Short task: In the entries, find all lines that hold the word "부산광역시" and copy them.

Data provided:
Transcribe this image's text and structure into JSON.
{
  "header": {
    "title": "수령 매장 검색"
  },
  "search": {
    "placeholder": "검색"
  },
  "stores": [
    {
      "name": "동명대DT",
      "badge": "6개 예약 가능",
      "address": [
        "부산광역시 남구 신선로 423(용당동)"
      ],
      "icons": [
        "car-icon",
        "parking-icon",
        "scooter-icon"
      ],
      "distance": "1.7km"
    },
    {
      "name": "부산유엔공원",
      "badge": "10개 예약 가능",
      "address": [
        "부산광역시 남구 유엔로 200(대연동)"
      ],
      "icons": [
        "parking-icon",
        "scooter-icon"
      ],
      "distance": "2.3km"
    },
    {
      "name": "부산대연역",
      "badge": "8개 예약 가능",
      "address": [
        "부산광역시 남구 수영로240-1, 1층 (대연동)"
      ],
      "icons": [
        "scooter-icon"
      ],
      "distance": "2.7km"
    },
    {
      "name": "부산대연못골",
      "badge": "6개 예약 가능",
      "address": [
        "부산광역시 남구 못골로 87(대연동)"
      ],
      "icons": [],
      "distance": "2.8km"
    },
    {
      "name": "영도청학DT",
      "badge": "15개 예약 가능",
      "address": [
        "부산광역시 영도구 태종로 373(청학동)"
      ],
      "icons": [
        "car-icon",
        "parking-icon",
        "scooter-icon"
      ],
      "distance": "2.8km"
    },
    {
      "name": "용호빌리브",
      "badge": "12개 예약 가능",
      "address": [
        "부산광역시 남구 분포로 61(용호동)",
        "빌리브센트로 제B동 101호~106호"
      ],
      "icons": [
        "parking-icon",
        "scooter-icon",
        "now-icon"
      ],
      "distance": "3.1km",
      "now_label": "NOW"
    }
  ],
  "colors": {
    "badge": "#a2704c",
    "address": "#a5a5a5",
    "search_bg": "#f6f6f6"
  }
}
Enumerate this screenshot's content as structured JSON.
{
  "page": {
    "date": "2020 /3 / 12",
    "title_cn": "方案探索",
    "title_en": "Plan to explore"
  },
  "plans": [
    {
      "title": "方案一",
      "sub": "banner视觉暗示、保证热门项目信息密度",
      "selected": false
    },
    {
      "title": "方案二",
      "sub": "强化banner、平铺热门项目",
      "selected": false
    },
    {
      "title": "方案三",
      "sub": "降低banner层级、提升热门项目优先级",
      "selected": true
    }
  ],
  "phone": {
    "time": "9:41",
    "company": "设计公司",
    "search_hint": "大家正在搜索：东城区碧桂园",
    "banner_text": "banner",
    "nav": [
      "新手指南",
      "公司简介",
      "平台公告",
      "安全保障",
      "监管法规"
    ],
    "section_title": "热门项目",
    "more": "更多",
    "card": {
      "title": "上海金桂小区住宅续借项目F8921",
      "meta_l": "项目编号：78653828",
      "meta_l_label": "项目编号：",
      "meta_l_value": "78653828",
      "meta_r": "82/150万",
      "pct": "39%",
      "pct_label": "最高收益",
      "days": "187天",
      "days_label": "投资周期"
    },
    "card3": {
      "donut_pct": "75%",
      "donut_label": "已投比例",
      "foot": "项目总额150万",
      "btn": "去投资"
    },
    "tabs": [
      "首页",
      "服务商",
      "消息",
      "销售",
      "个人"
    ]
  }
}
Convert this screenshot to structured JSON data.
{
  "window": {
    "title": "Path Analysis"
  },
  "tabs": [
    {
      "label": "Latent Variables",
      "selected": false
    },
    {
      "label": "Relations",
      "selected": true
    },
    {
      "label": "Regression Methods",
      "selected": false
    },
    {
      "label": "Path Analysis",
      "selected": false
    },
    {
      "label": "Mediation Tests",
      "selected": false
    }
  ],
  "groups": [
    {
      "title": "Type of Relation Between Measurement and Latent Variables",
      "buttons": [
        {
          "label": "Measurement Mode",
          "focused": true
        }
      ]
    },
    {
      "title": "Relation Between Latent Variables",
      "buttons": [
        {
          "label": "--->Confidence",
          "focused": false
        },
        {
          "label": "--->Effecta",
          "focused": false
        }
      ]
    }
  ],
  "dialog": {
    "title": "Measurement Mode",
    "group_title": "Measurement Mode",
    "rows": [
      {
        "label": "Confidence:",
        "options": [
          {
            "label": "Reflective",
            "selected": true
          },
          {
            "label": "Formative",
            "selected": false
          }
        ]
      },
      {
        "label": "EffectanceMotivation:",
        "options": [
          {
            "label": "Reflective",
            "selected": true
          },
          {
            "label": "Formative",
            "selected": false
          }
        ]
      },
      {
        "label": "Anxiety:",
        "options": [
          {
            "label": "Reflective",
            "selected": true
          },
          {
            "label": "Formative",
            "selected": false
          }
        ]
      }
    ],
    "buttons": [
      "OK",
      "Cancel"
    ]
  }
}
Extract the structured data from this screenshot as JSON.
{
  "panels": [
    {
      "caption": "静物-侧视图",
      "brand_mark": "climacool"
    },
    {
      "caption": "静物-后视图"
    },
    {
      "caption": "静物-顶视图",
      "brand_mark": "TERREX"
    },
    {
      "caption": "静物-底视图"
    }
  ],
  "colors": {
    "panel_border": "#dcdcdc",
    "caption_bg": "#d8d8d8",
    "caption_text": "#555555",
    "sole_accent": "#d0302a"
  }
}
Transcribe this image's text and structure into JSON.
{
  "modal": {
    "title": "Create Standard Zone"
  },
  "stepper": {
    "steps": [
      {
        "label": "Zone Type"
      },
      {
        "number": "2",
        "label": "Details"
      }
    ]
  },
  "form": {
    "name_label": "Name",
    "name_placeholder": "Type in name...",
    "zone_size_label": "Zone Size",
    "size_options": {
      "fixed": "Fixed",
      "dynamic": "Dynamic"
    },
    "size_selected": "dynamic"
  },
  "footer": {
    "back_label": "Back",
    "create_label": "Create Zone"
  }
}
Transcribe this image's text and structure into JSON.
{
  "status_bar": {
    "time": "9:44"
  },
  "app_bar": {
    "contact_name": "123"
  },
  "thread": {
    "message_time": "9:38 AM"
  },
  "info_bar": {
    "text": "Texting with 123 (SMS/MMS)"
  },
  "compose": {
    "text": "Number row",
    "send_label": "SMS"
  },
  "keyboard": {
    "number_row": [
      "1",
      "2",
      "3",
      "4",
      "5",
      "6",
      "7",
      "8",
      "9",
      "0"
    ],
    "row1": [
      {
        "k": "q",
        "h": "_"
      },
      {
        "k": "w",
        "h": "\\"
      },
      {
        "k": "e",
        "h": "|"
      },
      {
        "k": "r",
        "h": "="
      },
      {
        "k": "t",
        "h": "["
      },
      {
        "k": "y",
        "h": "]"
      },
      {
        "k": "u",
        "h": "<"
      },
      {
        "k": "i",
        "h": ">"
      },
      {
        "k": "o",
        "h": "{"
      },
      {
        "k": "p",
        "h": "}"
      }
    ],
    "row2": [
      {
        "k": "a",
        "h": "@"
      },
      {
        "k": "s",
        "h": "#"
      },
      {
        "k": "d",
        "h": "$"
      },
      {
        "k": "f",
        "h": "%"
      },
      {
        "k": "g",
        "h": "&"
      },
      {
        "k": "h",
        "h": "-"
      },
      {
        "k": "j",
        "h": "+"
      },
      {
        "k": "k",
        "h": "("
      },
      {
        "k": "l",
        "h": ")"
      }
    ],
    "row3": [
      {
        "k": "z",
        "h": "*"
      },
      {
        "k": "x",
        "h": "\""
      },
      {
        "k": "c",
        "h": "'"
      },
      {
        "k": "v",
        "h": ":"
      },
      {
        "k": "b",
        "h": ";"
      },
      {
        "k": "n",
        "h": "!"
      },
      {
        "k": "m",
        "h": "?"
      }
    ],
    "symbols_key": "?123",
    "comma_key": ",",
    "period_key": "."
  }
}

Solution to this problem:
        "부산광역시 남구 신선로 423(용당동)"
        "부산광역시 남구 유엔로 200(대연동)"
        "부산광역시 남구 수영로240-1, 1층 (대연동)"
        "부산광역시 남구 못골로 87(대연동)"
        "부산광역시 영도구 태종로 373(청학동)"
        "부산광역시 남구 분포로 61(용호동)",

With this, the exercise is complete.